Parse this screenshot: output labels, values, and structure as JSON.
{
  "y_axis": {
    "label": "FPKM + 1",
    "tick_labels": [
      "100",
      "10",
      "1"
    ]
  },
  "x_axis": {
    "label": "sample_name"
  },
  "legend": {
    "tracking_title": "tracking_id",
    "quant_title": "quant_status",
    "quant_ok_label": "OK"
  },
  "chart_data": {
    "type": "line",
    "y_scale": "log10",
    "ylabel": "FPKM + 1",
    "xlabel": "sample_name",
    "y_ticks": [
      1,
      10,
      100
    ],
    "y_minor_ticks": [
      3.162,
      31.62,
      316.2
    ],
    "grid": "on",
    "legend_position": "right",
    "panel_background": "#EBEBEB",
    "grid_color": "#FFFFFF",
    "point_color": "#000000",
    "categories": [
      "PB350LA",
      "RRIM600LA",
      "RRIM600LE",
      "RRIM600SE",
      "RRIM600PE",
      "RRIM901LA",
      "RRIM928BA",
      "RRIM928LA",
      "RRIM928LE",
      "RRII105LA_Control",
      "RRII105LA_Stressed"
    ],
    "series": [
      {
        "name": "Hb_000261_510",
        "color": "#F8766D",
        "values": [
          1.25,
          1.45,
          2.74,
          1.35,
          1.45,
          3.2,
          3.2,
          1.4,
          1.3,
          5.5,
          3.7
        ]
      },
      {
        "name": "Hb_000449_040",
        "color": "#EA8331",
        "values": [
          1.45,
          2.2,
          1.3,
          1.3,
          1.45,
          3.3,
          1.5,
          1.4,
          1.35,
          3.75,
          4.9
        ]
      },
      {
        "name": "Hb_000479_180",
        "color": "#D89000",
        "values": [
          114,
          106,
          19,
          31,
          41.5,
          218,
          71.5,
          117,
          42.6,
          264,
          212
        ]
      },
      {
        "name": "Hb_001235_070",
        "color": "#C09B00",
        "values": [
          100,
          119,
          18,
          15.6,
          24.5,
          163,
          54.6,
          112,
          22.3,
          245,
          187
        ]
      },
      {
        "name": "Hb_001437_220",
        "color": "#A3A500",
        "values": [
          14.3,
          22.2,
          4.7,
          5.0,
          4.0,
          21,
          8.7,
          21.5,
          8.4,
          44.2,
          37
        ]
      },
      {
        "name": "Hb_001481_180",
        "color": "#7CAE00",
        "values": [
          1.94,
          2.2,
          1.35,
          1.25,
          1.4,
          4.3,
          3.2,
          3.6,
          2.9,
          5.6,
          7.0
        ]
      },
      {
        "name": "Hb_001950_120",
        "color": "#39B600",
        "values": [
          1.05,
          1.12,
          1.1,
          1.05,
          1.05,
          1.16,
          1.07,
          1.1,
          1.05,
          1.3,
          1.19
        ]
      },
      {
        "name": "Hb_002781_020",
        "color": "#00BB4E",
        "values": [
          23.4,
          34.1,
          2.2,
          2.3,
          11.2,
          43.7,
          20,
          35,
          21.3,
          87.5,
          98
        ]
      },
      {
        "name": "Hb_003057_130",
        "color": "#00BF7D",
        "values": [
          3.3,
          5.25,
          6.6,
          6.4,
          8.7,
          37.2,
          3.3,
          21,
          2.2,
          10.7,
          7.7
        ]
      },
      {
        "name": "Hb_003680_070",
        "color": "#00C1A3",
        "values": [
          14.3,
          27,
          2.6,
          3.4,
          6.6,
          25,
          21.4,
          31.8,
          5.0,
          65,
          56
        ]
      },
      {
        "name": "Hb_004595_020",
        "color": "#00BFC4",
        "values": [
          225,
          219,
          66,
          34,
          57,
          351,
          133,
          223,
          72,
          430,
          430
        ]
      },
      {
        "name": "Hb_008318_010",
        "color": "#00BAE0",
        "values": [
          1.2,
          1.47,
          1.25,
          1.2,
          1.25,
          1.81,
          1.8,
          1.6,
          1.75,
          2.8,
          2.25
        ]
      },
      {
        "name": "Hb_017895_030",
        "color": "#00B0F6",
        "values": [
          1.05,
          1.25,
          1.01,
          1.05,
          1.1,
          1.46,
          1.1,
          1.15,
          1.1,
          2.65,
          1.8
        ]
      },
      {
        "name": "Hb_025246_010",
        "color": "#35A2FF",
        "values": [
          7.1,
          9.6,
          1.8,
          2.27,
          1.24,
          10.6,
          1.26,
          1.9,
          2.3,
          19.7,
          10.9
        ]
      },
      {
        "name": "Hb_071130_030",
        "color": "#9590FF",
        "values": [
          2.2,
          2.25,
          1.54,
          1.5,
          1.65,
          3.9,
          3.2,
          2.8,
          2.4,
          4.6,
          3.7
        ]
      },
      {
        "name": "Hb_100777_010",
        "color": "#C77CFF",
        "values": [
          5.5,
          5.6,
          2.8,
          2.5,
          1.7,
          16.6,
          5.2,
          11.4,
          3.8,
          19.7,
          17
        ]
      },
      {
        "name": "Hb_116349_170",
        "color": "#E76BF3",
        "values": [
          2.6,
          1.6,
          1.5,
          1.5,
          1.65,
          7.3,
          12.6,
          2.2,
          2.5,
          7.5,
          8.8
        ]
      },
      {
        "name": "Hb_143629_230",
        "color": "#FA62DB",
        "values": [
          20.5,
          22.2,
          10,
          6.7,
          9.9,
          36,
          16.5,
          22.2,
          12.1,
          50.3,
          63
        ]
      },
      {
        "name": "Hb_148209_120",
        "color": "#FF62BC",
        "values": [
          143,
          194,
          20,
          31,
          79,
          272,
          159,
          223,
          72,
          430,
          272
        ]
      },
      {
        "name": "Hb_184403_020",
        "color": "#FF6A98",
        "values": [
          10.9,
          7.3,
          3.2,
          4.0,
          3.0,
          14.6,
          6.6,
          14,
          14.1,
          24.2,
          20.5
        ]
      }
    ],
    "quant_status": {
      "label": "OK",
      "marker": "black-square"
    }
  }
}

* **PROBLEM STATEMENT**
Your task is to output all of the data above word for word.

* **TASK RESPONSE**
Parse this screenshot: output labels, values, and structure as JSON.
{
  "y_axis": {
    "label": "FPKM + 1",
    "tick_labels": [
      "100",
      "10",
      "1"
    ]
  },
  "x_axis": {
    "label": "sample_name"
  },
  "legend": {
    "tracking_title": "tracking_id",
    "quant_title": "quant_status",
    "quant_ok_label": "OK"
  },
  "chart_data": {
    "type": "line",
    "y_scale": "log10",
    "ylabel": "FPKM + 1",
    "xlabel": "sample_name",
    "y_ticks": [
      1,
      10,
      100
    ],
    "y_minor_ticks": [
      3.162,
      31.62,
      316.2
    ],
    "grid": "on",
    "legend_position": "right",
    "panel_background": "#EBEBEB",
    "grid_color": "#FFFFFF",
    "point_color": "#000000",
    "categories": [
      "PB350LA",
      "RRIM600LA",
      "RRIM600LE",
      "RRIM600SE",
      "RRIM600PE",
      "RRIM901LA",
      "RRIM928BA",
      "RRIM928LA",
      "RRIM928LE",
      "RRII105LA_Control",
      "RRII105LA_Stressed"
    ],
    "series": [
      {
        "name": "Hb_000261_510",
        "color": "#F8766D",
        "values": [
          1.25,
          1.45,
          2.74,
          1.35,
          1.45,
          3.2,
          3.2,
          1.4,
          1.3,
          5.5,
          3.7
        ]
      },
      {
        "name": "Hb_000449_040",
        "color": "#EA8331",
        "values": [
          1.45,
          2.2,
          1.3,
          1.3,
          1.45,
          3.3,
          1.5,
          1.4,
          1.35,
          3.75,
          4.9
        ]
      },
      {
        "name": "Hb_000479_180",
        "color": "#D89000",
        "values": [
          114,
          106,
          19,
          31,
          41.5,
          218,
          71.5,
          117,
          42.6,
          264,
          212
        ]
      },
      {
        "name": "Hb_001235_070",
        "color": "#C09B00",
        "values": [
          100,
          119,
          18,
          15.6,
          24.5,
          163,
          54.6,
          112,
          22.3,
          245,
          187
        ]
      },
      {
        "name": "Hb_001437_220",
        "color": "#A3A500",
        "values": [
          14.3,
          22.2,
          4.7,
          5.0,
          4.0,
          21,
          8.7,
          21.5,
          8.4,
          44.2,
          37
        ]
      },
      {
        "name": "Hb_001481_180",
        "color": "#7CAE00",
        "values": [
          1.94,
          2.2,
          1.35,
          1.25,
          1.4,
          4.3,
          3.2,
          3.6,
          2.9,
          5.6,
          7.0
        ]
      },
      {
        "name": "Hb_001950_120",
        "color": "#39B600",
        "values": [
          1.05,
          1.12,
          1.1,
          1.05,
          1.05,
          1.16,
          1.07,
          1.1,
          1.05,
          1.3,
          1.19
        ]
      },
      {
        "name": "Hb_002781_020",
        "color": "#00BB4E",
        "values": [
          23.4,
          34.1,
          2.2,
          2.3,
          11.2,
          43.7,
          20,
          35,
          21.3,
          87.5,
          98
        ]
      },
      {
        "name": "Hb_003057_130",
        "color": "#00BF7D",
        "values": [
          3.3,
          5.25,
          6.6,
          6.4,
          8.7,
          37.2,
          3.3,
          21,
          2.2,
          10.7,
          7.7
        ]
      },
      {
        "name": "Hb_003680_070",
        "color": "#00C1A3",
        "values": [
          14.3,
          27,
          2.6,
          3.4,
          6.6,
          25,
          21.4,
          31.8,
          5.0,
          65,
          56
        ]
      },
      {
        "name": "Hb_004595_020",
        "color": "#00BFC4",
        "values": [
          225,
          219,
          66,
          34,
          57,
          351,
          133,
          223,
          72,
          430,
          430
        ]
      },
      {
        "name": "Hb_008318_010",
        "color": "#00BAE0",
        "values": [
          1.2,
          1.47,
          1.25,
          1.2,
          1.25,
          1.81,
          1.8,
          1.6,
          1.75,
          2.8,
          2.25
        ]
      },
      {
        "name": "Hb_017895_030",
        "color": "#00B0F6",
        "values": [
          1.05,
          1.25,
          1.01,
          1.05,
          1.1,
          1.46,
          1.1,
          1.15,
          1.1,
          2.65,
          1.8
        ]
      },
      {
        "name": "Hb_025246_010",
        "color": "#35A2FF",
        "values": [
          7.1,
          9.6,
          1.8,
          2.27,
          1.24,
          10.6,
          1.26,
          1.9,
          2.3,
          19.7,
          10.9
        ]
      },
      {
        "name": "Hb_071130_030",
        "color": "#9590FF",
        "values": [
          2.2,
          2.25,
          1.54,
          1.5,
          1.65,
          3.9,
          3.2,
          2.8,
          2.4,
          4.6,
          3.7
        ]
      },
      {
        "name": "Hb_100777_010",
        "color": "#C77CFF",
        "values": [
          5.5,
          5.6,
          2.8,
          2.5,
          1.7,
          16.6,
          5.2,
          11.4,
          3.8,
          19.7,
          17
        ]
      },
      {
        "name": "Hb_116349_170",
        "color": "#E76BF3",
        "values": [
          2.6,
          1.6,
          1.5,
          1.5,
          1.65,
          7.3,
          12.6,
          2.2,
          2.5,
          7.5,
          8.8
        ]
      },
      {
        "name": "Hb_143629_230",
        "color": "#FA62DB",
        "values": [
          20.5,
          22.2,
          10,
          6.7,
          9.9,
          36,
          16.5,
          22.2,
          12.1,
          50.3,
          63
        ]
      },
      {
        "name": "Hb_148209_120",
        "color": "#FF62BC",
        "values": [
          143,
          194,
          20,
          31,
          79,
          272,
          159,
          223,
          72,
          430,
          272
        ]
      },
      {
        "name": "Hb_184403_020",
        "color": "#FF6A98",
        "values": [
          10.9,
          7.3,
          3.2,
          4.0,
          3.0,
          14.6,
          6.6,
          14,
          14.1,
          24.2,
          20.5
        ]
      }
    ],
    "quant_status": {
      "label": "OK",
      "marker": "black-square"
    }
  }
}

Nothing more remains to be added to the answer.